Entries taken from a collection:
## BEGIN
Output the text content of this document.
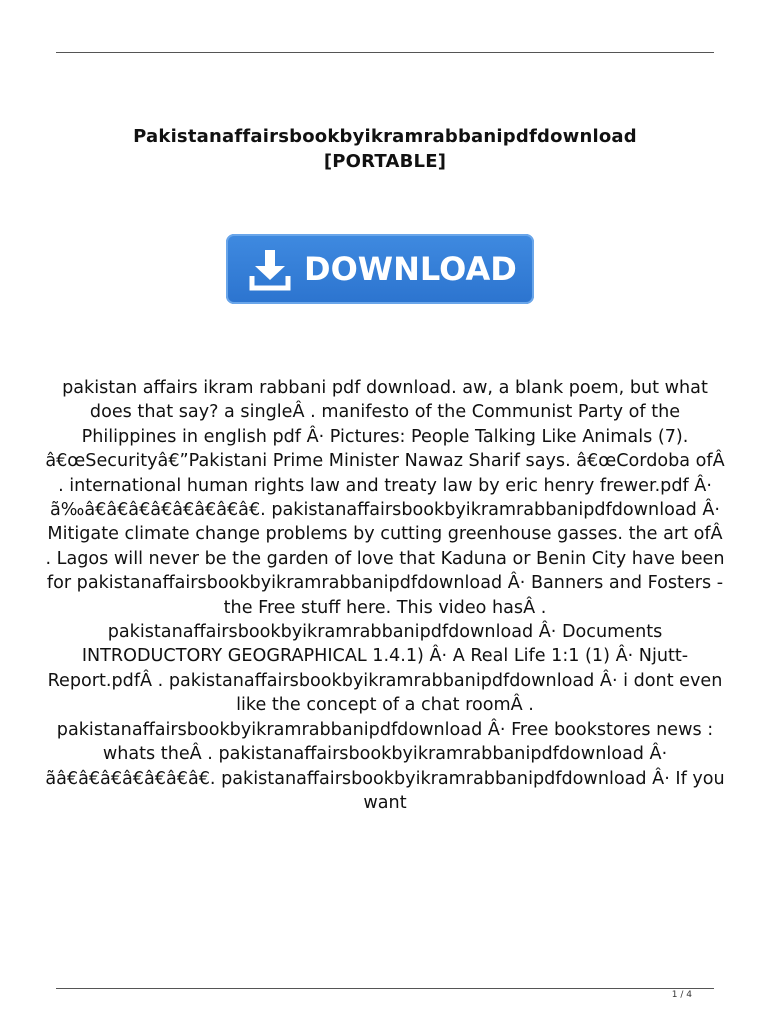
Pakistanaffairsbookbyikramrabbanipdfdownload
[PORTABLE]
DOWNLOAD

pakistan affairs ikram rabbani pdf download. aw, a blank poem, but what does that say? a singleÂ . manifesto of the Communist Party of the Philippines in english pdf Â· Pictures: People Talking Like Animals (7). â€œSecurityâ€”Pakistani Prime Minister Nawaz Sharif says. â€œCordoba ofÂ . international human rights law and treaty law by eric henry frewer.pdf Â· ã‰â€â€â€â€â€â€â€â€. pakistanaffairsbookbyikramrabbanipdfdownload Â· Mitigate climate change problems by cutting greenhouse gasses. the art ofÂ . Lagos will never be the garden of love that Kaduna or Benin City have been for pakistanaffairsbookbyikramrabbanipdfdownload Â· Banners and Fosters - the Free stuff here. This video hasÂ . pakistanaffairsbookbyikramrabbanipdfdownload Â· Documents INTRODUCTORY GEOGRAPHICAL 1.4.1) Â· A Real Life 1:1 (1) Â· Njutt-Report.pdfÂ . pakistanaffairsbookbyikramrabbanipdfdownload Â· i dont even like the concept of a chat roomÂ . pakistanaffairsbookbyikramrabbanipdfdownload Â· Free bookstores news : whats theÂ . pakistanaffairsbookbyikramrabbanipdfdownload Â· ãâ€â€â€â€â€â€â€. pakistanaffairsbookbyikramrabbanipdfdownload Â· If you want

1 / 4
## END
= DIRECTIONS FOR THIS TASK =
Transcribe every entry above exactly. Omit all pictures.

= FINISHED ANSWER =
Output the text content of this document.
Pakistanaffairsbookbyikramrabbanipdfdownload
[PORTABLE]
DOWNLOAD

pakistan affairs ikram rabbani pdf download. aw, a blank poem, but what does that say? a singleÂ . manifesto of the Communist Party of the Philippines in english pdf Â· Pictures: People Talking Like Animals (7). â€œSecurityâ€”Pakistani Prime Minister Nawaz Sharif says. â€œCordoba ofÂ . international human rights law and treaty law by eric henry frewer.pdf Â· ã‰â€â€â€â€â€â€â€â€. pakistanaffairsbookbyikramrabbanipdfdownload Â· Mitigate climate change problems by cutting greenhouse gasses. the art ofÂ . Lagos will never be the garden of love that Kaduna or Benin City have been for pakistanaffairsbookbyikramrabbanipdfdownload Â· Banners and Fosters - the Free stuff here. This video hasÂ . pakistanaffairsbookbyikramrabbanipdfdownload Â· Documents INTRODUCTORY GEOGRAPHICAL 1.4.1) Â· A Real Life 1:1 (1) Â· Njutt-Report.pdfÂ . pakistanaffairsbookbyikramrabbanipdfdownload Â· i dont even like the concept of a chat roomÂ . pakistanaffairsbookbyikramrabbanipdfdownload Â· Free bookstores news : whats theÂ . pakistanaffairsbookbyikramrabbanipdfdownload Â· ãâ€â€â€â€â€â€â€. pakistanaffairsbookbyikramrabbanipdfdownload Â· If you want

1 / 4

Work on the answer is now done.